Reproduce every line of the material below character for character, leaving nothing out and changing nothing.

++++ RECORDED DATA

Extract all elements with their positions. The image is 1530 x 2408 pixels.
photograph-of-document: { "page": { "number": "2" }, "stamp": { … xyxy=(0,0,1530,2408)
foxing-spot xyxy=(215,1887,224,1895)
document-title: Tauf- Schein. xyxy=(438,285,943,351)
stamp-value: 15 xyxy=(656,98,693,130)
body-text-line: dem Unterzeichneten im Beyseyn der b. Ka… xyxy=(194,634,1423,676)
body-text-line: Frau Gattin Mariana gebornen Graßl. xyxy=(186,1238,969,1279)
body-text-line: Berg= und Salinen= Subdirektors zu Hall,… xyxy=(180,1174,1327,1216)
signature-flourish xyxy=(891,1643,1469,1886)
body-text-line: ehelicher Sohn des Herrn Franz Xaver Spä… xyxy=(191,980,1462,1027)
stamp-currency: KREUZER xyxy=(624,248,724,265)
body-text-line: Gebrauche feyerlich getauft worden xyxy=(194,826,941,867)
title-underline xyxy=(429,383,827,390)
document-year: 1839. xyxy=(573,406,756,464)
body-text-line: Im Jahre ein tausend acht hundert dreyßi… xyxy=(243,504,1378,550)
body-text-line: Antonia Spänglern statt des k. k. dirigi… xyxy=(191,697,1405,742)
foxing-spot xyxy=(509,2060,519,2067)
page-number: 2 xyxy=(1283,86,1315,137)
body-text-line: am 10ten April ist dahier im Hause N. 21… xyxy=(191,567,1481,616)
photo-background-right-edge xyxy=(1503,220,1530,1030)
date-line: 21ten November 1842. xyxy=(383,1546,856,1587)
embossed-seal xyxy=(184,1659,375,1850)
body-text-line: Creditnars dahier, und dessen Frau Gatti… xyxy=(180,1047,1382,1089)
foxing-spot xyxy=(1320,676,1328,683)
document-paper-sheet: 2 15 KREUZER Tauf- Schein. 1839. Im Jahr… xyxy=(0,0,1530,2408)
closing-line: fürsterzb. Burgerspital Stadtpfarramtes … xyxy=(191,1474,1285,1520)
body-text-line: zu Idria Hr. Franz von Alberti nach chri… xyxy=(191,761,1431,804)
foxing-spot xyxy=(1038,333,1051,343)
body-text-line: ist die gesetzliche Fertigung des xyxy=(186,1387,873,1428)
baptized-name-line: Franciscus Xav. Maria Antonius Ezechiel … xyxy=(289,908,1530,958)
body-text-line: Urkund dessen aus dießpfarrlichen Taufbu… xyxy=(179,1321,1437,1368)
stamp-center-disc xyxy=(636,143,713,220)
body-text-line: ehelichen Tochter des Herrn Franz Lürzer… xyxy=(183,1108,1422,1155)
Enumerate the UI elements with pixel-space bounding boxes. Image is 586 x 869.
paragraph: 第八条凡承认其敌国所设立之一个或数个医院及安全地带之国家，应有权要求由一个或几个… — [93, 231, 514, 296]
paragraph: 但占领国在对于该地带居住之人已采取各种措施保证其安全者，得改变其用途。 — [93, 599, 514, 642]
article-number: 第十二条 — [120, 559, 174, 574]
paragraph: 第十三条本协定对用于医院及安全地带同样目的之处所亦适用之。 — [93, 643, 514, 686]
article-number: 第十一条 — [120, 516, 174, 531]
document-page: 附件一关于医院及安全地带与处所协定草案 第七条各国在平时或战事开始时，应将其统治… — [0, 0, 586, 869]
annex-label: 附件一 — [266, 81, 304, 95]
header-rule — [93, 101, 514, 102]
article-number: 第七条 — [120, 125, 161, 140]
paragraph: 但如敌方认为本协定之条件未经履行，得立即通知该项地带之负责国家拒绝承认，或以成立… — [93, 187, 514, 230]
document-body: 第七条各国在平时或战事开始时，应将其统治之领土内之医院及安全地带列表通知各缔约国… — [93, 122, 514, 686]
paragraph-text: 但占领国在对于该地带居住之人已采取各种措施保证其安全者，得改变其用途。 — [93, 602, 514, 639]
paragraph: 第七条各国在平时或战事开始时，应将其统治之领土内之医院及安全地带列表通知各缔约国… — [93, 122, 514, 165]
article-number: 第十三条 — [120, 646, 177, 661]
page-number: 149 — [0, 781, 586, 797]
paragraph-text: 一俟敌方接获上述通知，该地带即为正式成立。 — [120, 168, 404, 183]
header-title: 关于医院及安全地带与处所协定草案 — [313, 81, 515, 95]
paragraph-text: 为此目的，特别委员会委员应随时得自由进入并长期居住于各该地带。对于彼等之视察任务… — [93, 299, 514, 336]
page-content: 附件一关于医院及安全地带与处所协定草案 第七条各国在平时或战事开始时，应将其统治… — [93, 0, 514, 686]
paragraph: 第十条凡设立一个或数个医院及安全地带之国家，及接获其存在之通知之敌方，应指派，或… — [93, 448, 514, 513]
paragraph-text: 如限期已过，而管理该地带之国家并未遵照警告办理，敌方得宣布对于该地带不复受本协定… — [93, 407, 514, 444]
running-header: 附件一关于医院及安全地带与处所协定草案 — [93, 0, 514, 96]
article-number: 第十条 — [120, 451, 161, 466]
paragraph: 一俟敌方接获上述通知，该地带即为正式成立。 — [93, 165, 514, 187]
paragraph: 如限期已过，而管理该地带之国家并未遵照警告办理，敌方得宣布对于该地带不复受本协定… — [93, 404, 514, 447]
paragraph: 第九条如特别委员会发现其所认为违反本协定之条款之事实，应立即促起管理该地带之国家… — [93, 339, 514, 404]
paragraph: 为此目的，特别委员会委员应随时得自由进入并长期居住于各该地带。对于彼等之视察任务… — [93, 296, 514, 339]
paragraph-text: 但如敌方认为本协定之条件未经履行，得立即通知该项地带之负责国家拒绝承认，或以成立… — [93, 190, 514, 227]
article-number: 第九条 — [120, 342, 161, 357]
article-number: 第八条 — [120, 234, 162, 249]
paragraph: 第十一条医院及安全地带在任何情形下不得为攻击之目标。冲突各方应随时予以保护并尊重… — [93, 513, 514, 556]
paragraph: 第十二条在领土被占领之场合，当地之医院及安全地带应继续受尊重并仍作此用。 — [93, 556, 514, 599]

++++++++

COMPLETE OUTPUT:
Extract all elements with their positions. The image is 1530 x 2408 pixels.
photograph-of-document: { "page": { "number": "2" }, "stamp": { … xyxy=(0,0,1530,2408)
foxing-spot xyxy=(215,1887,224,1895)
document-title: Tauf- Schein. xyxy=(438,285,943,351)
stamp-value: 15 xyxy=(656,98,693,130)
body-text-line: dem Unterzeichneten im Beyseyn der b. Ka… xyxy=(194,634,1423,676)
body-text-line: Frau Gattin Mariana gebornen Graßl. xyxy=(186,1238,969,1279)
body-text-line: Berg= und Salinen= Subdirektors zu Hall,… xyxy=(180,1174,1327,1216)
signature-flourish xyxy=(891,1643,1469,1886)
body-text-line: ehelicher Sohn des Herrn Franz Xaver Spä… xyxy=(191,980,1462,1027)
stamp-currency: KREUZER xyxy=(624,248,724,265)
body-text-line: Gebrauche feyerlich getauft worden xyxy=(194,826,941,867)
title-underline xyxy=(429,383,827,390)
document-year: 1839. xyxy=(573,406,756,464)
body-text-line: Im Jahre ein tausend acht hundert dreyßi… xyxy=(243,504,1378,550)
body-text-line: Antonia Spänglern statt des k. k. dirigi… xyxy=(191,697,1405,742)
foxing-spot xyxy=(509,2060,519,2067)
page-number: 2 xyxy=(1283,86,1315,137)
body-text-line: am 10ten April ist dahier im Hause N. 21… xyxy=(191,567,1481,616)
photo-background-right-edge xyxy=(1503,220,1530,1030)
date-line: 21ten November 1842. xyxy=(383,1546,856,1587)
embossed-seal xyxy=(184,1659,375,1850)
body-text-line: Creditnars dahier, und dessen Frau Gatti… xyxy=(180,1047,1382,1089)
foxing-spot xyxy=(1320,676,1328,683)
document-paper-sheet: 2 15 KREUZER Tauf- Schein. 1839. Im Jahr… xyxy=(0,0,1530,2408)
closing-line: fürsterzb. Burgerspital Stadtpfarramtes … xyxy=(191,1474,1285,1520)
body-text-line: zu Idria Hr. Franz von Alberti nach chri… xyxy=(191,761,1431,804)
foxing-spot xyxy=(1038,333,1051,343)
body-text-line: ist die gesetzliche Fertigung des xyxy=(186,1387,873,1428)
baptized-name-line: Franciscus Xav. Maria Antonius Ezechiel … xyxy=(289,908,1530,958)
body-text-line: Urkund dessen aus dießpfarrlichen Taufbu… xyxy=(179,1321,1437,1368)
stamp-center-disc xyxy=(636,143,713,220)
body-text-line: ehelichen Tochter des Herrn Franz Lürzer… xyxy=(183,1108,1422,1155)
Enumerate the UI elements with pixel-space bounding boxes. Image is 586 x 869.
paragraph: 第八条凡承认其敌国所设立之一个或数个医院及安全地带之国家，应有权要求由一个或几个… — [93, 231, 514, 296]
paragraph: 但占领国在对于该地带居住之人已采取各种措施保证其安全者，得改变其用途。 — [93, 599, 514, 642]
article-number: 第十二条 — [120, 559, 174, 574]
paragraph: 第十三条本协定对用于医院及安全地带同样目的之处所亦适用之。 — [93, 643, 514, 686]
article-number: 第十一条 — [120, 516, 174, 531]
document-page: 附件一关于医院及安全地带与处所协定草案 第七条各国在平时或战事开始时，应将其统治… — [0, 0, 586, 869]
annex-label: 附件一 — [266, 81, 304, 95]
header-rule — [93, 101, 514, 102]
article-number: 第七条 — [120, 125, 161, 140]
paragraph: 但如敌方认为本协定之条件未经履行，得立即通知该项地带之负责国家拒绝承认，或以成立… — [93, 187, 514, 230]
document-body: 第七条各国在平时或战事开始时，应将其统治之领土内之医院及安全地带列表通知各缔约国… — [93, 122, 514, 686]
paragraph-text: 但占领国在对于该地带居住之人已采取各种措施保证其安全者，得改变其用途。 — [93, 602, 514, 639]
paragraph: 第七条各国在平时或战事开始时，应将其统治之领土内之医院及安全地带列表通知各缔约国… — [93, 122, 514, 165]
article-number: 第十三条 — [120, 646, 177, 661]
page-number: 149 — [0, 781, 586, 797]
paragraph-text: 一俟敌方接获上述通知，该地带即为正式成立。 — [120, 168, 404, 183]
header-title: 关于医院及安全地带与处所协定草案 — [313, 81, 515, 95]
paragraph-text: 为此目的，特别委员会委员应随时得自由进入并长期居住于各该地带。对于彼等之视察任务… — [93, 299, 514, 336]
page-content: 附件一关于医院及安全地带与处所协定草案 第七条各国在平时或战事开始时，应将其统治… — [93, 0, 514, 686]
paragraph: 第十条凡设立一个或数个医院及安全地带之国家，及接获其存在之通知之敌方，应指派，或… — [93, 448, 514, 513]
paragraph-text: 如限期已过，而管理该地带之国家并未遵照警告办理，敌方得宣布对于该地带不复受本协定… — [93, 407, 514, 444]
running-header: 附件一关于医院及安全地带与处所协定草案 — [93, 0, 514, 96]
article-number: 第十条 — [120, 451, 161, 466]
paragraph: 一俟敌方接获上述通知，该地带即为正式成立。 — [93, 165, 514, 187]
paragraph: 如限期已过，而管理该地带之国家并未遵照警告办理，敌方得宣布对于该地带不复受本协定… — [93, 404, 514, 447]
paragraph: 第九条如特别委员会发现其所认为违反本协定之条款之事实，应立即促起管理该地带之国家… — [93, 339, 514, 404]
paragraph: 为此目的，特别委员会委员应随时得自由进入并长期居住于各该地带。对于彼等之视察任务… — [93, 296, 514, 339]
paragraph-text: 但如敌方认为本协定之条件未经履行，得立即通知该项地带之负责国家拒绝承认，或以成立… — [93, 190, 514, 227]
article-number: 第九条 — [120, 342, 161, 357]
article-number: 第八条 — [120, 234, 162, 249]
paragraph: 第十一条医院及安全地带在任何情形下不得为攻击之目标。冲突各方应随时予以保护并尊重… — [93, 513, 514, 556]
paragraph: 第十二条在领土被占领之场合，当地之医院及安全地带应继续受尊重并仍作此用。 — [93, 556, 514, 599]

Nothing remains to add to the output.